- _TREŚĆ DOKUMENTU_:
┄┄┄┄┄┄┄┄┄┄┄┄┄┄┄┄┄┄┄┄

Niezmienność broni i umundorowania
#1
Napisano 08.09.2006 - |20:29|
Zamiast posiadach chodzby P91 laser czy autocannon laser oraz energe shild?
Odp aby naszych bohaterow bylo lepiej widac - ich buzki i miesnie ewentualnie ponetne cycuszki :bag:
A kiedy podniosł sie z kaluzy krwi jego serce ogarnol gniew.
#2
Napisano 08.09.2006 - |21:38|
2. a skad mieliby mieć jakieś p91 laser, skoro nie mają nawet broni energetycznej na 304?
3. a skąd mieliby mieć jakieś osobiste tarcze? do tych od goa'uld potrzeba naq we krwi, pozatym wszelkie zdobyte egzemplarze są pewnie od razu oddane do badań. A do tych pradawnych potrzeba genu ATA, a pozatym znaleźli w Atlantis chyba tylko jedną (do tego McKay mówił że tarcza wybiera sobie użytkownika)
pozatym co to wogóle za spamerski topic?
#3
Napisano 08.09.2006 - |22:04|
10 lat z tym samym sprzetem...
Mogli juz Zat'y przerobic na pistolety chodzby - sa niewygodne w uzyciu oraz musza sie rozwinac zanim bron jest do uzytku.
Mogli stuffy przerobic za szybkostrzelne karabiny o mneijszej sile razenia.
Co do tarcz to Asgart technology...
Wiecej skoczkow z Atlantis chodzby do eksporaci terenow zamiast sond i tych szybowcow ;] - Ok ograniczeni sa w liczbie skoczow w Atlantis ok ale tak bardzo - na ziemi maja 1 co sie rpzenosi w czasie ;] nie mowiac juz o sojuszu Atlantis z jakas tam repoblika co tez ma zdewelowane Atlantis i skoczki - niech kupia wiekszosc za np C4 ;]]]]]]]]]]
Maskowanie ze sk0oczkow pojazdow moze nawet ludzi etc......

┄┄┄┄┄┄┄┄┄┄┄┄┄┄┄┄┄┄┄┄

- _POLECENIE 1_: Ile lat według trzeciego wpisu w dyskusji o niezmienności broni i umundurowania bohaterowie korzystają z tego samego sprzętu?
- _POLECENIE 2_: Poprowadź dalej dyskusję o niezmienności broni i umundurowania, zaczynając po jej ostatnim zdaniu.

(Wpisy oznaczonych obszarów)
┄┄┄┄┄┄┄┄┄┄┄┄┄┄┄┄┄┄┄┄

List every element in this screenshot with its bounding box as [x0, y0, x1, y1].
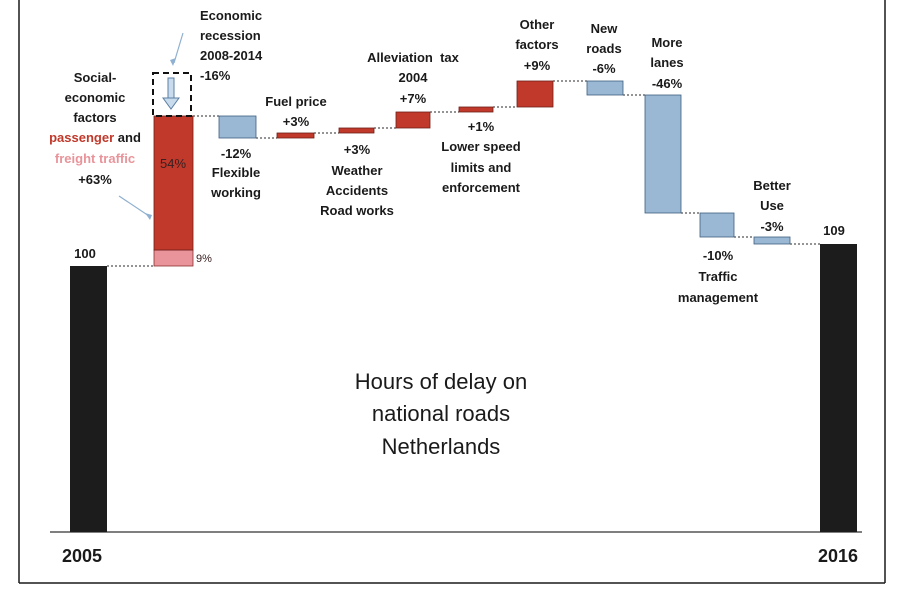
label-flexible-working: -12% Flexible working: [210, 146, 261, 200]
bar-new-roads: [586, 80, 624, 96]
label-more-lanes: More lanes -46%: [650, 35, 683, 91]
bar-recession: [152, 72, 192, 117]
label-lower-speed: +1% Lower speed limits and enforcement: [441, 119, 521, 195]
bar-alleviation-tax: [395, 111, 431, 129]
down-arrow-icon: [162, 77, 180, 110]
bar-more-lanes: [644, 94, 682, 214]
svg-text:Accidents: Accidents: [326, 183, 388, 198]
svg-text:Better: Better: [753, 178, 791, 193]
bar-fuel-price: [276, 132, 315, 139]
svg-text:Use: Use: [760, 198, 784, 213]
svg-text:+63%: +63%: [78, 172, 112, 187]
svg-text:+9%: +9%: [524, 58, 551, 73]
svg-text:national roads: national roads: [372, 401, 510, 426]
svg-text:management: management: [678, 290, 759, 305]
svg-text:Social-: Social-: [74, 70, 117, 85]
svg-text:-12%: -12%: [221, 146, 252, 161]
svg-text:-46%: -46%: [652, 76, 683, 91]
svg-text:2004: 2004: [399, 70, 429, 85]
pointer-line: [173, 32, 184, 64]
svg-text:Other: Other: [520, 17, 555, 32]
svg-text:New: New: [591, 21, 619, 36]
bar-other-factors: [516, 80, 554, 108]
svg-text:-3%: -3%: [760, 219, 784, 234]
svg-text:enforcement: enforcement: [442, 180, 521, 195]
svg-text:lanes: lanes: [650, 55, 683, 70]
svg-text:Weather: Weather: [331, 163, 382, 178]
svg-text:recession: recession: [200, 28, 261, 43]
svg-text:Traffic: Traffic: [698, 269, 737, 284]
svg-text:-10%: -10%: [703, 248, 734, 263]
label-new-roads: New roads -6%: [586, 21, 621, 76]
pointer-arrowhead: [170, 58, 176, 66]
svg-text:Alleviation tax: Alleviation tax: [367, 50, 460, 65]
year-label-2005: 2005: [62, 546, 102, 566]
and-word: and: [114, 130, 141, 145]
passenger-word: passenger: [49, 130, 114, 145]
svg-text:freight traffic: freight traffic: [55, 151, 135, 166]
bar-social-passenger: [153, 115, 194, 251]
svg-text:+7%: +7%: [400, 91, 427, 106]
chart-title: Hours of delay on national roads Netherl…: [355, 369, 527, 459]
svg-text:2008-2014: 2008-2014: [200, 48, 263, 63]
label-weather: +3% Weather Accidents Road works: [320, 142, 394, 218]
svg-text:Netherlands: Netherlands: [382, 434, 501, 459]
svg-text:+3%: +3%: [283, 114, 310, 129]
svg-text:More: More: [651, 35, 682, 50]
label-alleviation-tax: Alleviation tax 2004 +7%: [367, 50, 460, 106]
svg-text:Road works: Road works: [320, 203, 394, 218]
bar-social-freight: [153, 249, 194, 267]
svg-text:roads: roads: [586, 41, 621, 56]
connectors: [107, 80, 820, 267]
svg-text:working: working: [210, 185, 261, 200]
svg-text:economic: economic: [65, 90, 126, 105]
bar-weather: [338, 127, 375, 134]
svg-text:Hours of delay on: Hours of delay on: [355, 369, 527, 394]
svg-text:factors: factors: [73, 110, 116, 125]
label-traffic-management: -10% Traffic management: [678, 248, 759, 305]
svg-text:limits and: limits and: [451, 160, 512, 175]
svg-text:Economic: Economic: [200, 8, 262, 23]
passenger-and-line: passenger and: [49, 130, 141, 145]
value-label-2005: 100: [74, 246, 96, 261]
bar-flexible-working: [218, 115, 257, 139]
year-label-2016: 2016: [818, 546, 858, 566]
svg-text:+3%: +3%: [344, 142, 371, 157]
value-label-2016: 109: [823, 223, 845, 238]
segment-label-freight: 9%: [196, 253, 212, 265]
bar-traffic-management: [699, 212, 735, 238]
label-better-use: Better Use -3%: [753, 178, 791, 234]
svg-text:Flexible: Flexible: [212, 165, 260, 180]
svg-text:-6%: -6%: [592, 61, 616, 76]
bar-better-use: [753, 236, 791, 245]
bar-2016: [820, 244, 857, 532]
pointer-line: [118, 195, 150, 217]
bar-2005: [70, 266, 107, 532]
label-recession: Economic recession 2008-2014 -16%: [200, 8, 263, 83]
label-social-economic: Social- economic factors passenger and f…: [49, 70, 141, 187]
segment-label-passenger: 54%: [160, 156, 186, 171]
svg-text:-16%: -16%: [200, 68, 231, 83]
label-fuel-price: Fuel price +3%: [265, 94, 326, 129]
svg-text:+1%: +1%: [468, 119, 495, 134]
svg-text:Lower speed: Lower speed: [441, 139, 521, 154]
svg-text:factors: factors: [515, 37, 558, 52]
label-other-factors: Other factors +9%: [515, 17, 558, 73]
svg-text:Fuel price: Fuel price: [265, 94, 326, 109]
bar-lower-speed: [458, 106, 494, 113]
pointer-arrowhead: [145, 213, 152, 220]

┄┄┄┄┄┄┄┄┄┄┄┄┄┄┄┄┄┄┄┄

- _WYNIK ZADANIA 1_: Dziesięć lat.

- _WYNIK ZADANIA 2_:
Cala wiedza z Atlantis dla SGC i Arena 51....
Skanery moedyczne z Atlantis....
Ani jeden sarkofag czynny na stanie ludzi ;]]]]] ....ok zmienia psyhike ale ozywia (nie tyczy Jack'a)
Technologia Wright....
[SPOILER}
Zniszczyli Atlantyde replikatorow majac pod reka 4 moduzy - nie wystarczyl 1 do przeciazenia?
Niepodoba mi sie ze ludzie potrafia wymsylic zniszczenie slonca poprzez wrota a nie potrafia zadbac o team.
To juz pancerze metalowe Jaffa rykoszetuja pociski z p90.
A kiedy podniosł sie z kaluzy krwi jego serce ogarnol gniew.
#4
Napisano 08.09.2006 - |23:02|
BSG s04e10 - "Oh, Earth...hmm we got frakked out"
#5
Napisano 08.09.2006 - |23:28|
A kiedy podniosł sie z kaluzy krwi jego serce ogarnol gniew.
#6
Napisano 10.09.2006 - |16:11|
#7
Napisano 17.09.2006 - |22:02|
Ale fakt, że mogliby powrowadzać coś nowego. Ale, ale przypomnijmy sobie, że w odcinku hmm Heroes (dwuczęściowy sezon bodjaże 7) doktor Lee testował na Silerze (temu biedakowi to się zawsze oberwie) Jakieś tam wkłądki w kamiizelkę żeby strzały ze staffów nie były w stanie ich przebić. Ciekawe czy to wprowadzili? Z bronią to inna sprawa. Przydałaby się nowa, chociażby wymienić te wysłużone Zat-y na nie tyle coś innego ile na modyfikację, bo fakt, że fajnie wyglądają nie jest równoznaczny z tym, że są dobrze zrobione. Powinny być jakies mniejsze pseudo pistoletowate, a nie rozkładane i w dodatku hałaśliwe. Wiem, że bez dźwięku to nie to samo, ale to powinno służyć do cichego załatwienia kogoś bez tego irytującego dźwięku wydawanego przy strzale :/
#8
Napisano 18.09.2006 - |12:47|
#9
Napisano 20.09.2006 - |21:10|
A kiedy podniosł sie z kaluzy krwi jego serce ogarnol gniew.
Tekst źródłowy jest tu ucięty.